:: Your instructions ::
Your answer should be a single number: the count of lines containing "text".

:: Entries shown ::
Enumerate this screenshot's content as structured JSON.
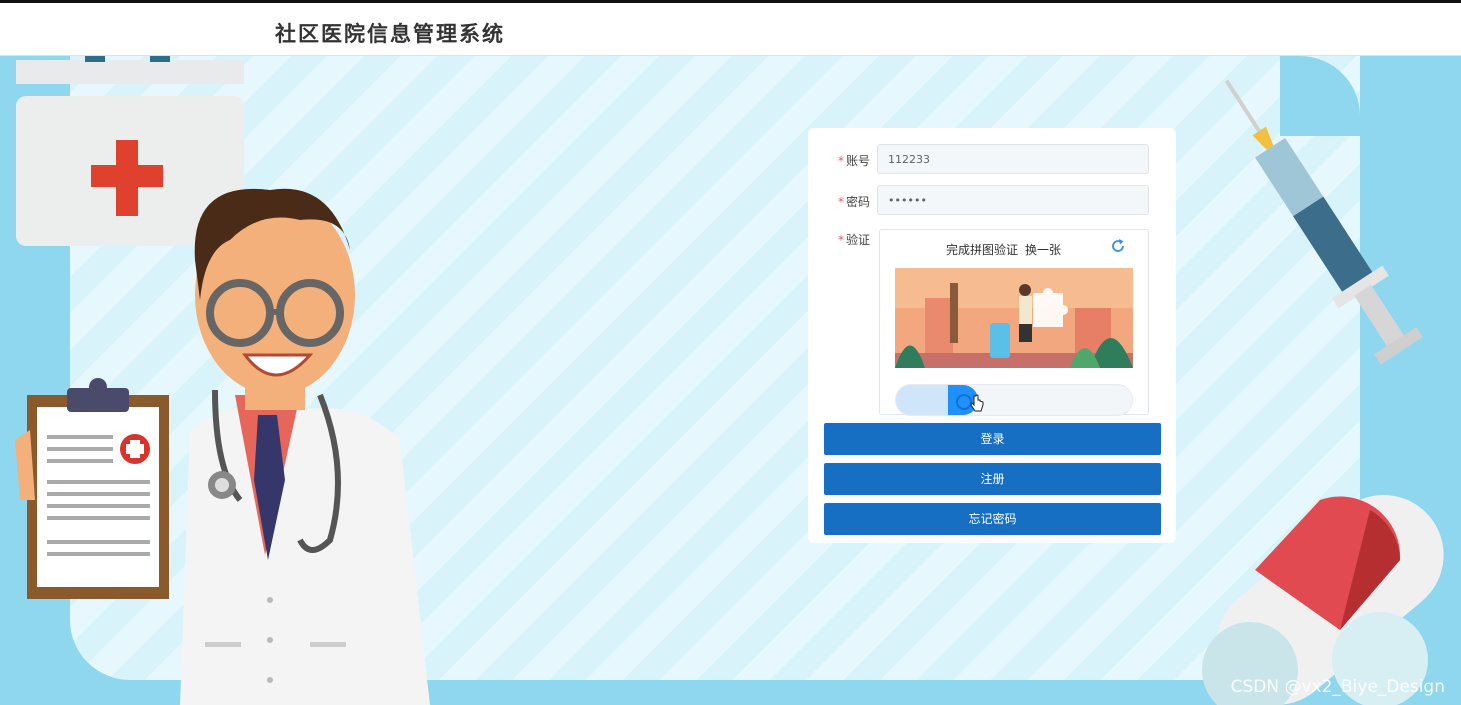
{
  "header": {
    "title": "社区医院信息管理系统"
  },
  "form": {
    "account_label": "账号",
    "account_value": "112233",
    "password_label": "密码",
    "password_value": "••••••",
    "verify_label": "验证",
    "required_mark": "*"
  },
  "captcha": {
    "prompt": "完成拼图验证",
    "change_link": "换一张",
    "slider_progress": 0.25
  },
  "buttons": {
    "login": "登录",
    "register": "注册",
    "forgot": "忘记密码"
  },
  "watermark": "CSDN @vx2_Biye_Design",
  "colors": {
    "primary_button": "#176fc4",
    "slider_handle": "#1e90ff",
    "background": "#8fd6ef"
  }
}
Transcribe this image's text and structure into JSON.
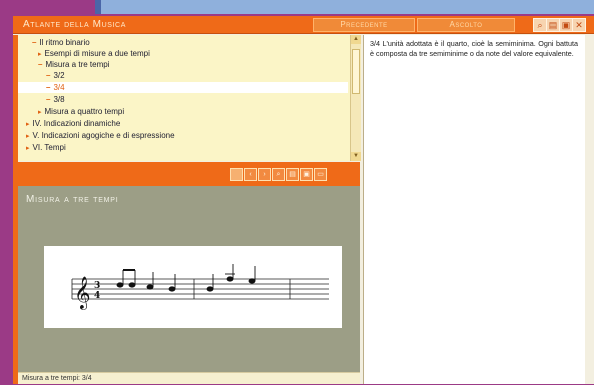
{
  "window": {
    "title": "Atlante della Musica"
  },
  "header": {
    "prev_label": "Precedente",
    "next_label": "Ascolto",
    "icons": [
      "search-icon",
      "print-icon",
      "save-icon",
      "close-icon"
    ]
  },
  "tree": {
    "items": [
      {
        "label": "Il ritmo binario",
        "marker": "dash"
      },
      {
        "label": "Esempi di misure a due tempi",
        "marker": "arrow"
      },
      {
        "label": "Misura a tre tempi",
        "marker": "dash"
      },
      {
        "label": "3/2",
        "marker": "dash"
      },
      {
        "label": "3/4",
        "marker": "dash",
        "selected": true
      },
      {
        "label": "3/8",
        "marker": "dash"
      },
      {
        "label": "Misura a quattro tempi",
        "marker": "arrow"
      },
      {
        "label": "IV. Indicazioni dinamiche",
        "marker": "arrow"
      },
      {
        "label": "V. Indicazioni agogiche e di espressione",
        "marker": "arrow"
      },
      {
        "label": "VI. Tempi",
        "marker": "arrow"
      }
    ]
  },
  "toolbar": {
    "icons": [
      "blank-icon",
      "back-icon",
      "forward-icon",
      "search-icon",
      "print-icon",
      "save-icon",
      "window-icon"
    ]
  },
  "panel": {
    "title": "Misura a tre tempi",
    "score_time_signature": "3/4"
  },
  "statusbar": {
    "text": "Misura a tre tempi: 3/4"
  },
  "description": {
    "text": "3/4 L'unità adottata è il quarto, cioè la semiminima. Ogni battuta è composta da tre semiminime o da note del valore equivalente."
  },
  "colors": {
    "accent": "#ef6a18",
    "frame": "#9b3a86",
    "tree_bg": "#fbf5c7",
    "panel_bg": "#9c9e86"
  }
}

:: Result ::
3